> **INSTRUCTION**
Rewrite the records starting with the line that contains "428, 96, 444]" and going on through the line that contains "104, 96, 120]", changing "Katamya" to "Qatamia" and leaving all else unchanged.
----
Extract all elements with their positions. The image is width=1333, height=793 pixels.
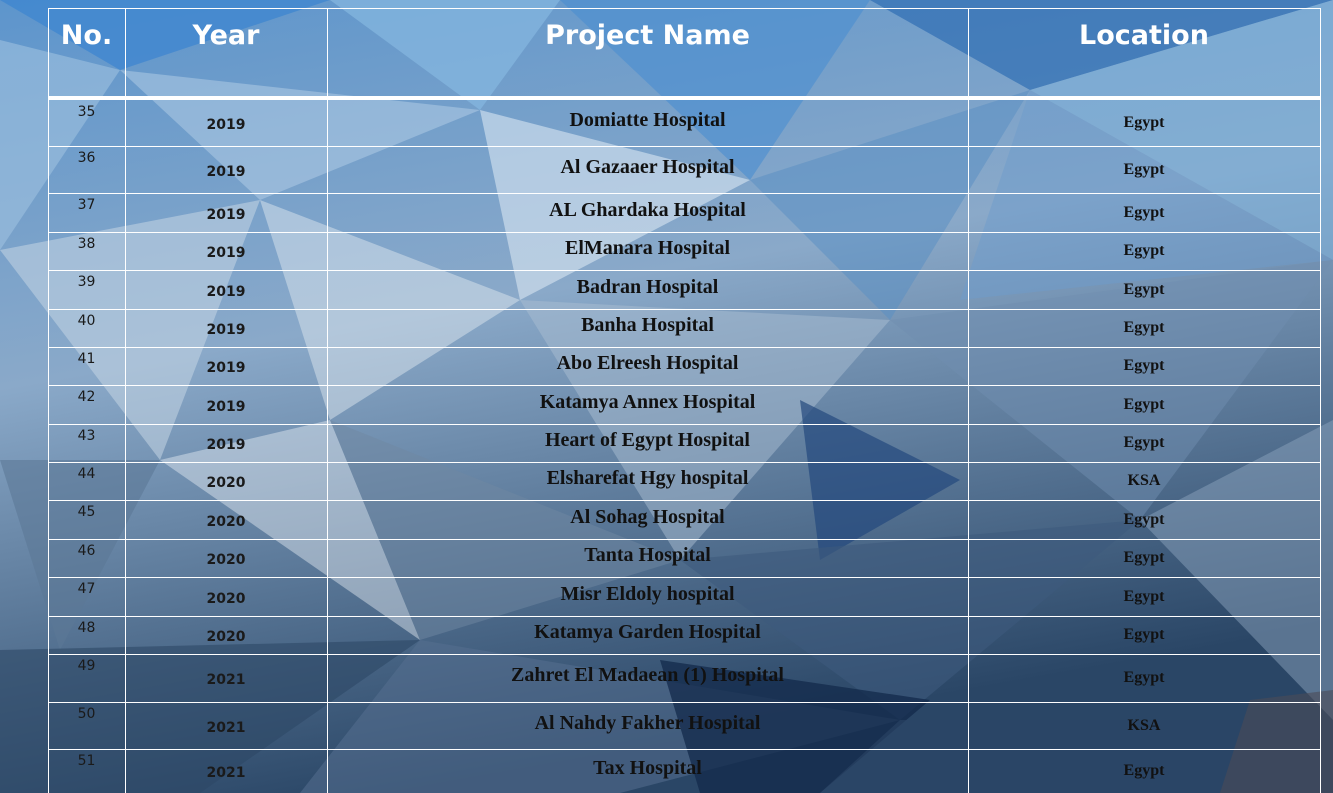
cell-no: 43	[77, 428, 96, 444]
table-row: 39 2019 Badran Hospital Egypt	[48, 270, 1320, 309]
cell-location: Egypt	[1123, 396, 1165, 413]
cell-project-name: AL Ghardaka Hospital	[549, 199, 746, 221]
cell-no: 38	[77, 236, 96, 252]
cell-no: 46	[77, 543, 96, 559]
table-row: 35 2019 Domiatte Hospital Egypt	[48, 100, 1320, 146]
table-row: 47 2020 Misr Eldoly hospital Egypt	[48, 577, 1320, 616]
cell-no: 48	[77, 620, 96, 636]
cell-project-name: Banha Hospital	[581, 314, 714, 336]
cell-no: 42	[77, 389, 96, 405]
cell-project-name: Abo Elreesh Hospital	[556, 352, 739, 374]
cell-year: 2020	[206, 552, 246, 568]
cell-no: 50	[77, 706, 96, 722]
table-row: 42 2019 Katamya Annex Hospital Egypt	[48, 385, 1320, 424]
table-row: 36 2019 Al Gazaaer Hospital Egypt	[48, 146, 1320, 193]
cell-project-name: Al Nahdy Fakher Hospital	[534, 712, 761, 734]
table-row: 40 2019 Banha Hospital Egypt	[48, 309, 1320, 347]
cell-year: 2019	[206, 360, 246, 376]
table-row: 48 2020 Katamya Garden Hospital Egypt	[48, 616, 1320, 654]
cell-location: Egypt	[1123, 588, 1165, 605]
cell-no: 35	[77, 104, 96, 120]
cell-location: Egypt	[1123, 762, 1165, 779]
table-row: 45 2020 Al Sohag Hospital Egypt	[48, 500, 1320, 539]
cell-year: 2021	[206, 765, 246, 781]
cell-project-name: Tanta Hospital	[584, 544, 711, 566]
cell-no: 51	[77, 753, 96, 769]
cell-project-name: ElManara Hospital	[564, 237, 730, 259]
table-row: 38 2019 ElManara Hospital Egypt	[48, 232, 1320, 270]
cell-project-name: Elsharefat Hgy hospital	[546, 467, 749, 489]
cell-no: 37	[77, 197, 96, 213]
header-no: No.	[60, 20, 113, 51]
cell-location: Egypt	[1123, 242, 1165, 259]
cell-year: 2020	[206, 629, 246, 645]
table-row: 51 2021 Tax Hospital Egypt	[48, 749, 1320, 793]
cell-project-name: Misr Eldoly hospital	[560, 583, 735, 605]
cell-project-name: Heart of Egypt Hospital	[545, 429, 750, 451]
cell-location: Egypt	[1123, 357, 1165, 374]
cell-no: 44	[77, 466, 96, 482]
cell-project-name: Al Gazaaer Hospital	[560, 156, 735, 178]
header-location: Location	[1079, 20, 1209, 51]
table-top-border	[48, 8, 1320, 9]
cell-location: KSA	[1127, 472, 1161, 489]
cell-project-name: Katamya Annex Hospital	[539, 391, 756, 413]
table-row: 46 2020 Tanta Hospital Egypt	[48, 539, 1320, 577]
cell-location: Egypt	[1123, 669, 1165, 686]
cell-year: 2020	[206, 514, 246, 530]
table-row: 50 2021 Al Nahdy Fakher Hospital KSA	[48, 702, 1320, 749]
cell-location: KSA	[1127, 717, 1161, 734]
header-year: Year	[192, 20, 260, 51]
cell-year: 2019	[206, 207, 246, 223]
cell-location: Egypt	[1123, 434, 1165, 451]
cell-project-name: Zahret El Madaean (1) Hospital	[511, 664, 784, 686]
cell-project-name: Al Sohag Hospital	[570, 506, 725, 528]
cell-project-name: Katamya Garden Hospital	[534, 621, 761, 643]
cell-no: 36	[77, 150, 96, 166]
cell-year: 2019	[206, 117, 246, 133]
cell-year: 2019	[206, 245, 246, 261]
cell-location: Egypt	[1123, 626, 1165, 643]
cell-location: Egypt	[1123, 114, 1165, 131]
cell-year: 2019	[206, 437, 246, 453]
table-row: 43 2019 Heart of Egypt Hospital Egypt	[48, 424, 1320, 462]
cell-year: 2019	[206, 399, 246, 415]
cell-project-name: Domiatte Hospital	[569, 109, 726, 131]
cell-location: Egypt	[1123, 319, 1165, 336]
cell-no: 40	[77, 313, 96, 329]
table-row: 37 2019 AL Ghardaka Hospital Egypt	[48, 193, 1320, 232]
cell-year: 2021	[206, 672, 246, 688]
cell-no: 45	[77, 504, 96, 520]
cell-no: 49	[77, 658, 96, 674]
cell-year: 2021	[206, 720, 246, 736]
table-row: 44 2020 Elsharefat Hgy hospital KSA	[48, 462, 1320, 500]
cell-project-name: Tax Hospital	[593, 757, 702, 779]
cell-location: Egypt	[1123, 549, 1165, 566]
cell-no: 39	[77, 274, 96, 290]
table-row: 41 2019 Abo Elreesh Hospital Egypt	[48, 347, 1320, 385]
cell-location: Egypt	[1123, 511, 1165, 528]
cell-location: Egypt	[1123, 204, 1165, 221]
cell-year: 2020	[206, 591, 246, 607]
cell-year: 2019	[206, 164, 246, 180]
cell-year: 2019	[206, 284, 246, 300]
cell-year: 2020	[206, 475, 246, 491]
cell-no: 41	[77, 351, 96, 367]
cell-location: Egypt	[1123, 281, 1165, 298]
cell-year: 2019	[206, 322, 246, 338]
cell-no: 47	[77, 581, 96, 597]
cell-project-name: Badran Hospital	[576, 276, 719, 298]
table-row: 49 2021 Zahret El Madaean (1) Hospital Egyp…	[48, 654, 1320, 702]
column-border	[1320, 8, 1321, 793]
header-project-name: Project Name	[545, 20, 750, 51]
cell-location: Egypt	[1123, 161, 1165, 178]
----
> **RESPONSE TO THE TASK**
cell-no: 43	[77, 428, 96, 444]
table-row: 39 2019 Badran Hospital Egypt	[48, 270, 1320, 309]
cell-location: Egypt	[1123, 396, 1165, 413]
cell-project-name: AL Ghardaka Hospital	[549, 199, 746, 221]
cell-no: 38	[77, 236, 96, 252]
cell-no: 46	[77, 543, 96, 559]
table-row: 35 2019 Domiatte Hospital Egypt	[48, 100, 1320, 146]
table-row: 47 2020 Misr Eldoly hospital Egypt	[48, 577, 1320, 616]
cell-no: 48	[77, 620, 96, 636]
cell-project-name: Banha Hospital	[581, 314, 714, 336]
cell-no: 42	[77, 389, 96, 405]
cell-project-name: Abo Elreesh Hospital	[556, 352, 739, 374]
cell-year: 2020	[206, 552, 246, 568]
cell-no: 50	[77, 706, 96, 722]
table-row: 42 2019 Qatamia Annex Hospital Egypt	[48, 385, 1320, 424]
table-row: 36 2019 Al Gazaaer Hospital Egypt	[48, 146, 1320, 193]
cell-project-name: Al Nahdy Fakher Hospital	[534, 712, 761, 734]
table-row: 40 2019 Banha Hospital Egypt	[48, 309, 1320, 347]
cell-year: 2019	[206, 360, 246, 376]
table-row: 48 2020 Qatamia Garden Hospital Egypt	[48, 616, 1320, 654]
cell-location: Egypt	[1123, 588, 1165, 605]
cell-no: 35	[77, 104, 96, 120]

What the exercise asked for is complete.